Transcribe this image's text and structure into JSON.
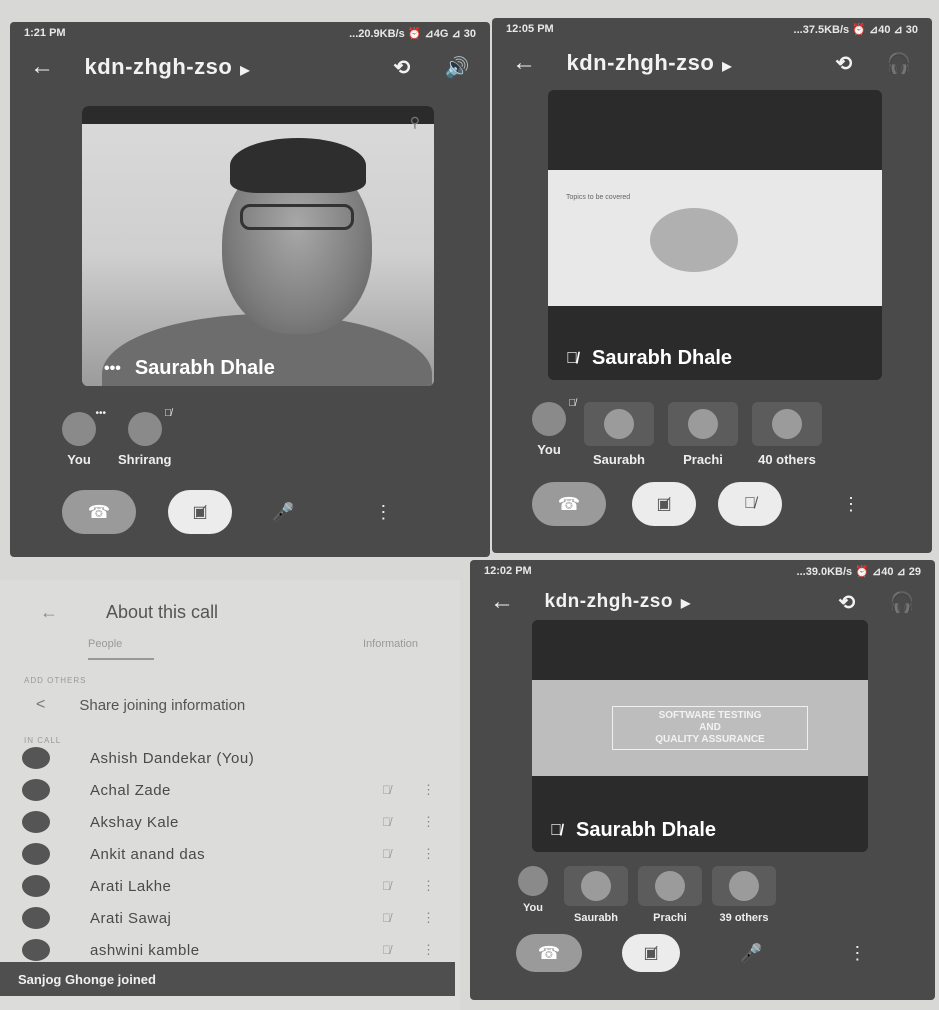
{
  "screen1": {
    "status": {
      "time": "1:21 PM",
      "right": "...20.9KB/s ⏰ ⊿4G ⊿ 30"
    },
    "title": "kdn-zhgh-zso",
    "main_speaker": "Saurabh Dhale",
    "participants": [
      {
        "label": "You"
      },
      {
        "label": "Shrirang"
      }
    ]
  },
  "screen2": {
    "status": {
      "time": "12:05 PM",
      "right": "...37.5KB/s ⏰ ⊿40 ⊿ 30"
    },
    "title": "kdn-zhgh-zso",
    "main_speaker": "Saurabh Dhale",
    "slide_heading": "Topics to be covered",
    "participants": [
      {
        "label": "You"
      },
      {
        "label": "Saurabh"
      },
      {
        "label": "Prachi"
      },
      {
        "label": "40 others"
      }
    ]
  },
  "screen3": {
    "status": {
      "time": "12:02 PM",
      "right": "...39.0KB/s ⏰ ⊿40 ⊿ 29"
    },
    "title": "kdn-zhgh-zso",
    "main_speaker": "Saurabh Dhale",
    "slide_title": [
      "SOFTWARE TESTING",
      "AND",
      "QUALITY ASSURANCE"
    ],
    "participants": [
      {
        "label": "You"
      },
      {
        "label": "Saurabh"
      },
      {
        "label": "Prachi"
      },
      {
        "label": "39 others"
      }
    ]
  },
  "about": {
    "title": "About this call",
    "tabs": [
      "People",
      "Information"
    ],
    "section_add": "ADD OTHERS",
    "share_label": "Share joining information",
    "section_incall": "IN CALL",
    "people": [
      "Ashish Dandekar (You)",
      "Achal Zade",
      "Akshay Kale",
      "Ankit anand das",
      "Arati Lakhe",
      "Arati Sawaj",
      "ashwini kamble"
    ],
    "toast": "Sanjog Ghonge joined"
  },
  "colors": {
    "phone_bg": "#4a4a4a",
    "end_call": "#9a9a9a",
    "panel_bg": "#dcdcda"
  },
  "icons": [
    "back-arrow-icon",
    "switch-camera-icon",
    "speaker-icon",
    "headphones-icon",
    "end-call-icon",
    "camera-off-icon",
    "mic-icon",
    "mic-off-icon",
    "more-icon",
    "share-icon",
    "pin-icon"
  ]
}
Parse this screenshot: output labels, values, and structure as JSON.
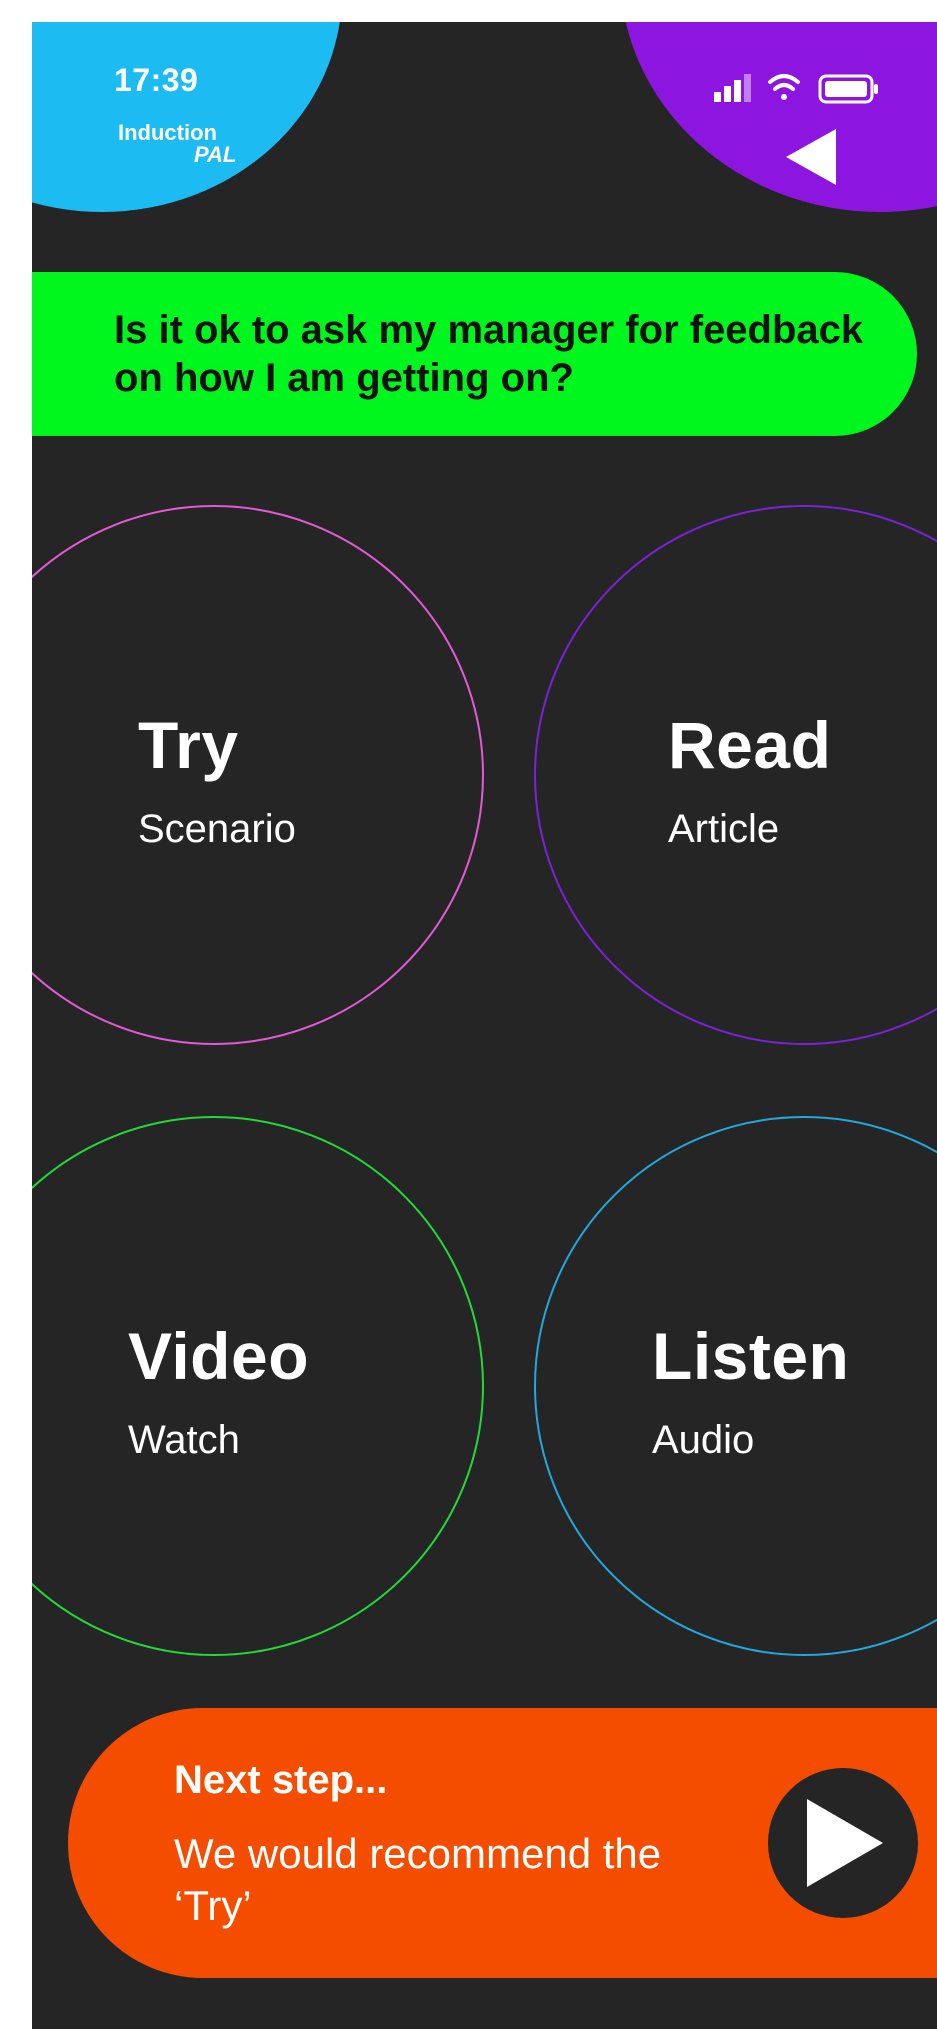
{
  "status_bar": {
    "time": "17:39"
  },
  "logo": {
    "line1": "Induction",
    "line2": "PAL"
  },
  "icons": {
    "signal": "signal-icon",
    "wifi": "wifi-icon",
    "battery": "battery-icon",
    "back": "back-triangle-icon",
    "play": "play-icon"
  },
  "question": "Is it ok to ask my manager for feedback on how I am getting on?",
  "options": [
    {
      "title": "Try",
      "subtitle": "Scenario",
      "color": "#e35ad6"
    },
    {
      "title": "Read",
      "subtitle": "Article",
      "color": "#7b22d6"
    },
    {
      "title": "Video",
      "subtitle": "Watch",
      "color": "#22d93a"
    },
    {
      "title": "Listen",
      "subtitle": "Audio",
      "color": "#22a8dc"
    }
  ],
  "next_step": {
    "title": "Next step...",
    "body": "We would recommend the ‘Try’"
  },
  "colors": {
    "background": "#252525",
    "blob_left": "#1cbcf3",
    "blob_right": "#8c15e0",
    "question_bg": "#00f71d",
    "next_bg": "#f44d00"
  }
}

**SET EXERCISE:** Only the number is wanted: how many lines of the material contain the word "JSON"?

**SOLUTION TO THIS PROBLEM:** 2